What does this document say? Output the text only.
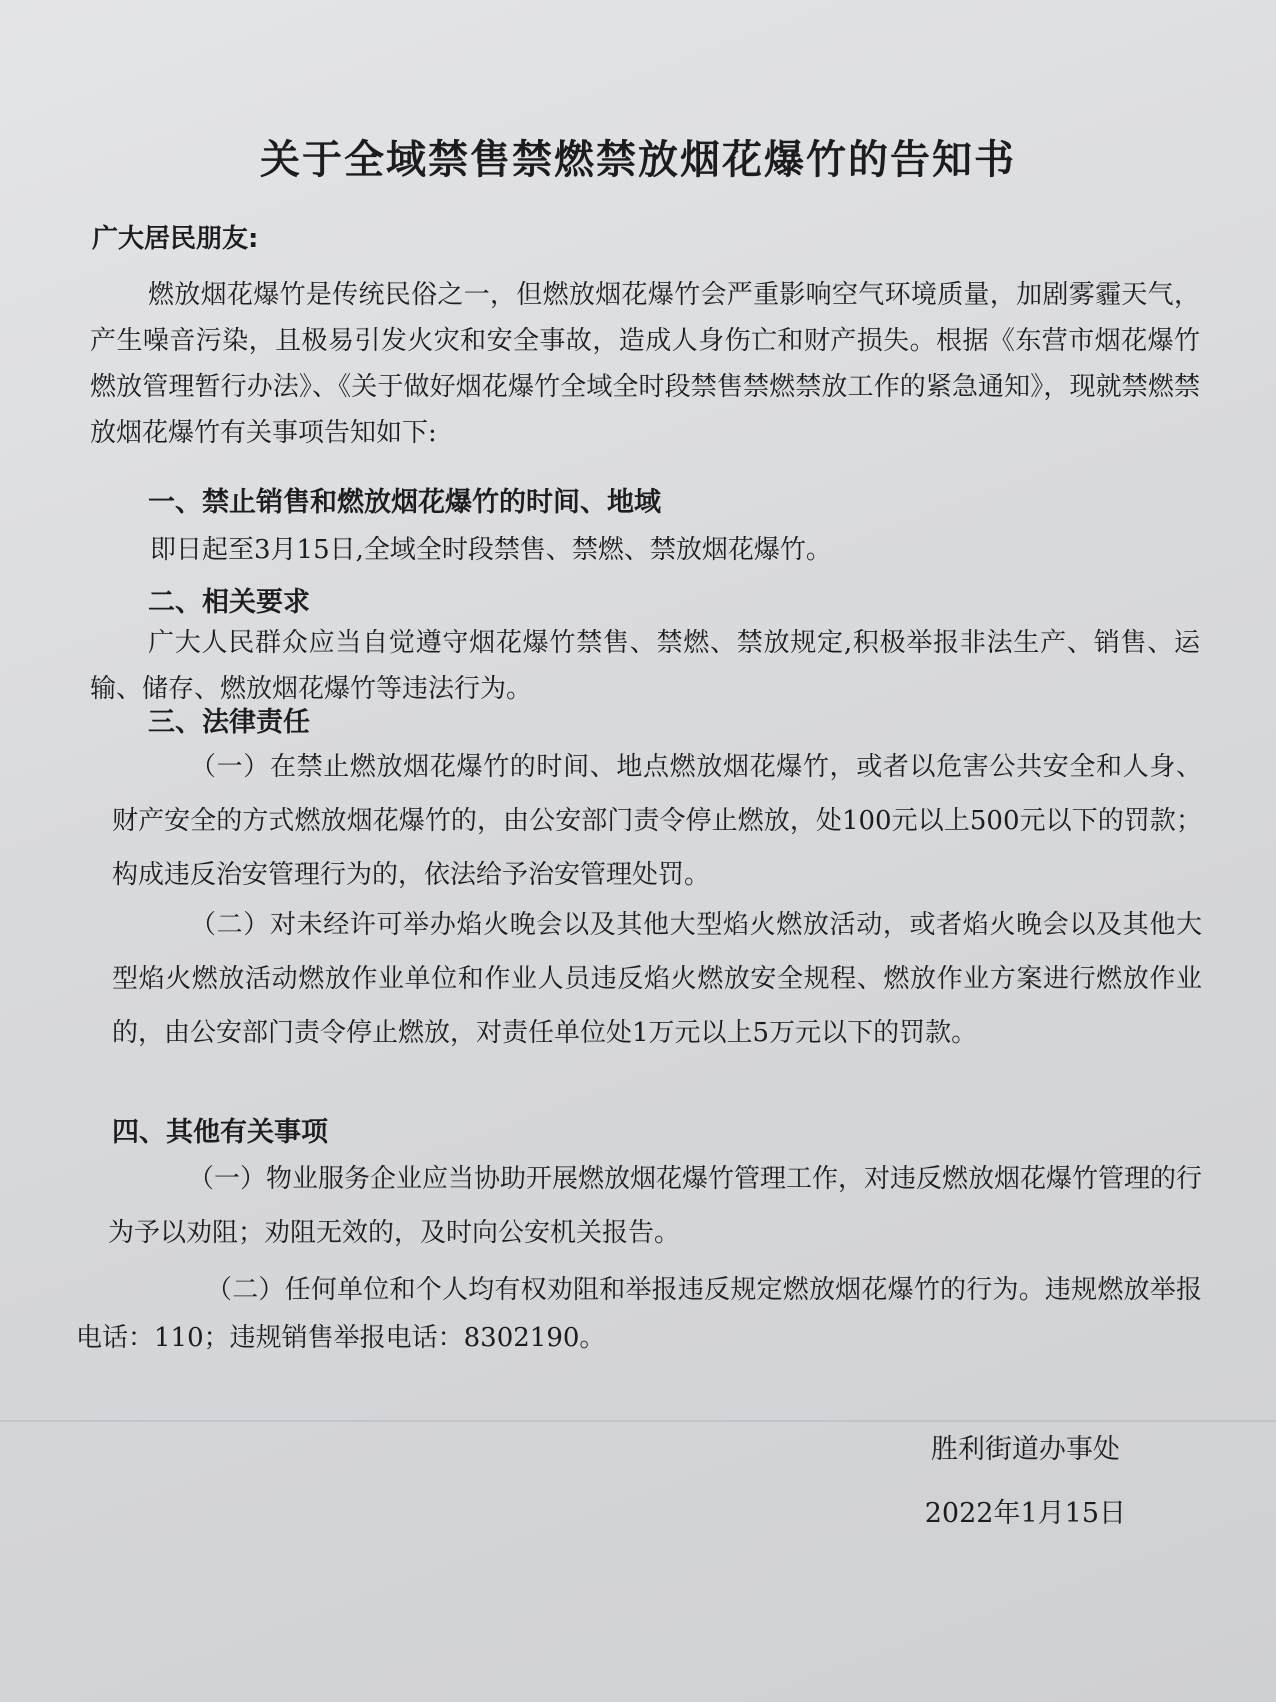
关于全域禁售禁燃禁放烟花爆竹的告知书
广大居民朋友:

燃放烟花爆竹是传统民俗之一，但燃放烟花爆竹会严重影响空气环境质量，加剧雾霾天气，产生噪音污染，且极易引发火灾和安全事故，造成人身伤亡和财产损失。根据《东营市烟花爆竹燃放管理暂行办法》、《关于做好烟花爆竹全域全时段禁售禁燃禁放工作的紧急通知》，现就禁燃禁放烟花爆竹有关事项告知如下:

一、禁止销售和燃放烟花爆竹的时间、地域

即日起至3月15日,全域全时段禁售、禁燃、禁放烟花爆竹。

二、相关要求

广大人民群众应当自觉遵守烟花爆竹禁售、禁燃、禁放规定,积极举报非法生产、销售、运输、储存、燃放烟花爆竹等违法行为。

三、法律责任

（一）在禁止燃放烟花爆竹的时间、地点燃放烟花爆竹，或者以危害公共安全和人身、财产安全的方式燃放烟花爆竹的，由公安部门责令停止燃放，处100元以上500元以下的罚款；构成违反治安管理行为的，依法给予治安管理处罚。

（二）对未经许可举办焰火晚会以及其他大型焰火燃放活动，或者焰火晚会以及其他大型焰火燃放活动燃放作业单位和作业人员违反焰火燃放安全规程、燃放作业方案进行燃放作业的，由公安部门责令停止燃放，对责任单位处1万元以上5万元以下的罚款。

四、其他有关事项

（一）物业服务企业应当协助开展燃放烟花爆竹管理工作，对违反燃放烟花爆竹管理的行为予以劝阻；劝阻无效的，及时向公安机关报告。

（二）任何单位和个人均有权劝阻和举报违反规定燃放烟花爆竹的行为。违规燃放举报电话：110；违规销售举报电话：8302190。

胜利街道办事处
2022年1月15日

--------------------------------------------------

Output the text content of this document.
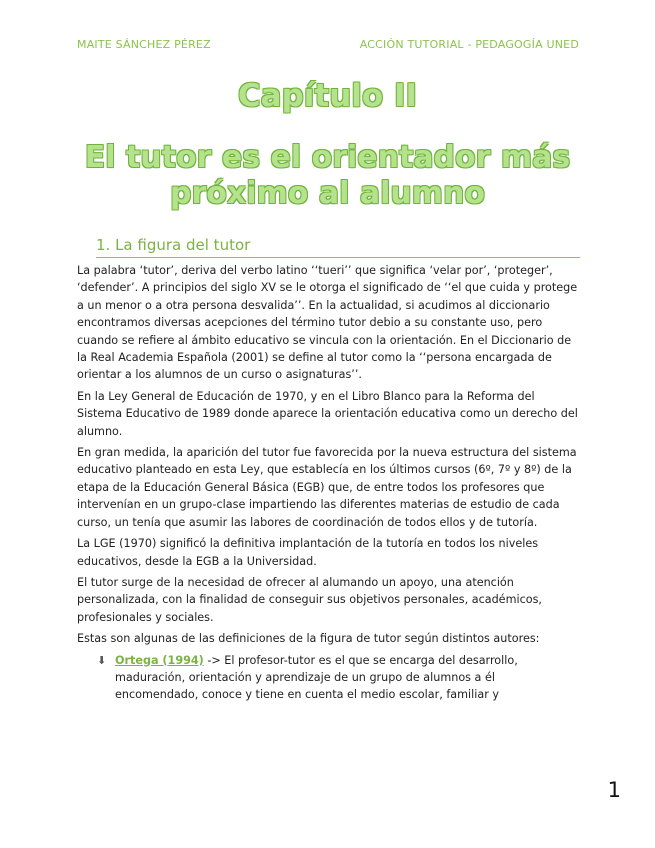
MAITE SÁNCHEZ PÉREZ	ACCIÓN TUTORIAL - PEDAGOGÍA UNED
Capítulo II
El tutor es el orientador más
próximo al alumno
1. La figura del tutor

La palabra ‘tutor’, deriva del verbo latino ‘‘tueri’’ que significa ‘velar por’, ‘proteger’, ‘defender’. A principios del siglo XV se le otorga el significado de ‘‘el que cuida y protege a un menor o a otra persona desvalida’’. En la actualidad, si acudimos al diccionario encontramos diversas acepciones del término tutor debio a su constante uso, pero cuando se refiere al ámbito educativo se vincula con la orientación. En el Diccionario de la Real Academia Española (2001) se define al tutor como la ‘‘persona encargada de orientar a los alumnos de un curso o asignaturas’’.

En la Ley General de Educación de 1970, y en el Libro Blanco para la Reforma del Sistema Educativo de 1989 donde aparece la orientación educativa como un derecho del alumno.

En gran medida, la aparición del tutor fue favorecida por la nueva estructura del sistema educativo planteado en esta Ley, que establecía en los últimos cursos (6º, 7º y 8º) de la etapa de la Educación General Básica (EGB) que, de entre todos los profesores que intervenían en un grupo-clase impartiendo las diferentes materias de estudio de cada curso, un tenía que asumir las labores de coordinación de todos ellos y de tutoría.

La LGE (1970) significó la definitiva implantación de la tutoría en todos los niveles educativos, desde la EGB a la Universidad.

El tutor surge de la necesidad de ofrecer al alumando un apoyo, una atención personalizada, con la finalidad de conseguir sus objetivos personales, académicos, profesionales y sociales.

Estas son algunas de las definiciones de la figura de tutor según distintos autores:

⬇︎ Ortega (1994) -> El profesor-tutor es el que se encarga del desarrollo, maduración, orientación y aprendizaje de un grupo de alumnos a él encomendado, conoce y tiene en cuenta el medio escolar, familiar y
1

--------------------------------------------------

▶ _Task goal_: Go through the lines above. Select every one that has the string "text".

▶ _Solution to this exercise_:
What does this document say? Output the text only.
Output the text content of this document.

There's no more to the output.